Articolo di Nicola Brajato

Zara debuts Genderless clothing”. “Zara launches a new Gender-Nautral collection”. E in fila tanti altri titoli che nelle ultime ore celebrano la nascita in casa Inditex di una collezione che vuole abbattere gli stereotipi di genere da una prospettiva vestimentaria.
Tante volte mi sono sentito dire che la moda genderless che vediamo sfilare in passerella è soltanto un’illusione per via dei prezzi spropositati che poi troviamo nei negozi. Come darvi torto. Ma penso che un primo passo importantissimo sia quello di creare un’estetica, di dare forma ontologica ad un immaginario che è sempre stato nascosto da una cultura egemonica che impone la binarietà come unica soluzione. Partendo da questo presupposto, nel vedere uno dei più grandi brand del fast fashion system, conosciuto per la prontezza nella proposta degli ultimi trend e per l’ottimo rapporto qualità-prezzo, mi sono detto “Ecco! Ci siamo. È giunto il momento della diffusione della moda genderless!”. Troppo bello per essere vero.
Ma entriamo nello specifico.

Perplessità #1. I dubbi partono già dalla home page del sito. Nuovi arrivi, Donna, Trf, Uomo, Bambini. E la tanto attesa sezione Genderless? Dov’è? Dopo un po’ di ricerche ci arrivo. I passaggi sono questi: Donna, linea Trf e, sotto tutte le varie categorie, troviamo “UNGENDERED”. Un-gendered, privo di genere. E allora perché soltanto sotto la sezione Donna? Forse perché è solo il gentil sesso che può “giocare” con la moda? Perché l’uomo si potrebbe spaventare nel venire associato a stili femminili? Ma lasciamo per un momento la questione aperta.

Perplessità #2. Scavalchiamo allora il product placement poco genderless e analizziamo il prodotto nella propria forma. T-shirt bianche, jeans, felpe grigie vengono contestualizzati con una mancanza di originalità che rimanda ad un concetto basico di abbigliamento. Perché di questo si tratta.

Perplessità #3. La descrizione dei capi acquistabili mischia con una confusione disturbante i termini “UNISEX” e “UNGENDERED”, usandoli come sinonimi. E credo che la base del problema sia proprio questa. Cerchiamo dunque di fare un po’ di chiarezza su due termini che possono sembrare interscambiabili ma che invece nascondono significati culturalmente e generazionalmente diversi.

Sezione dati =>
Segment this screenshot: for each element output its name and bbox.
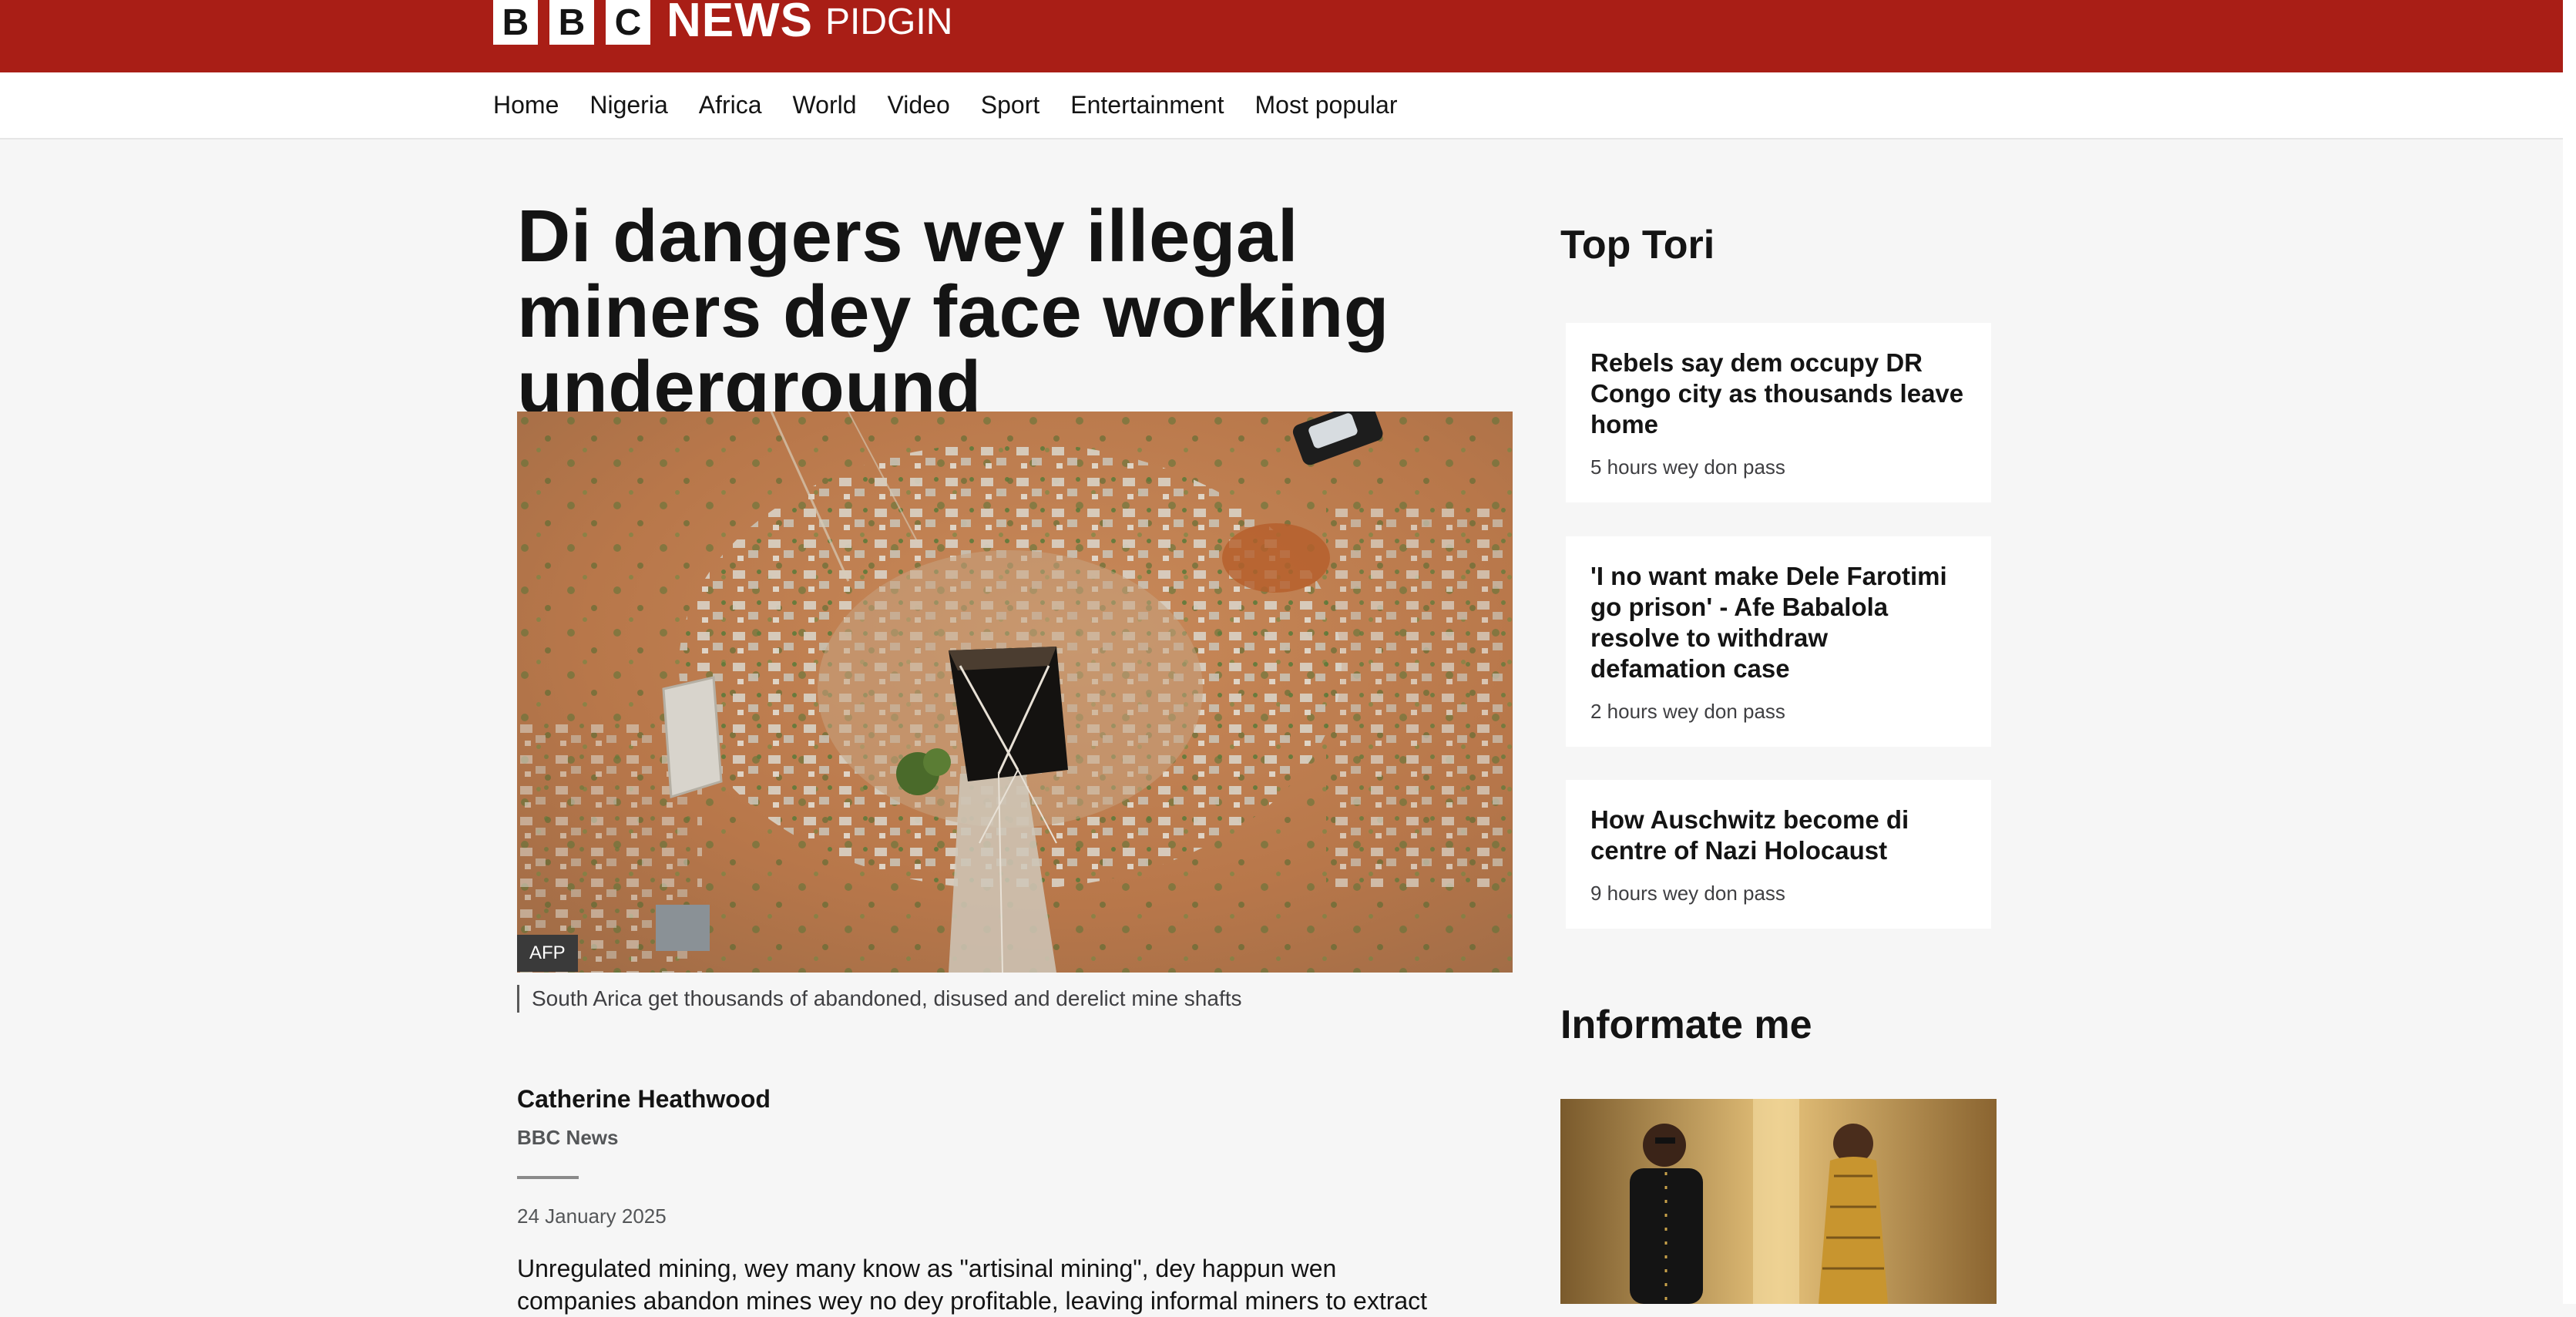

Consegna => Nell'articolo sulla collezione genderless di Zara, la frase "I dubbi partono già dalla home page del sito" è seguita da un elenco di sezioni. Riporta tutte le sezioni di quell'elenco. I dati non hanno alcun legame con l'articolo.

Risposta corretta => Le sezioni sono Nuovi arrivi, Donna, Trf, Uomo e Bambini.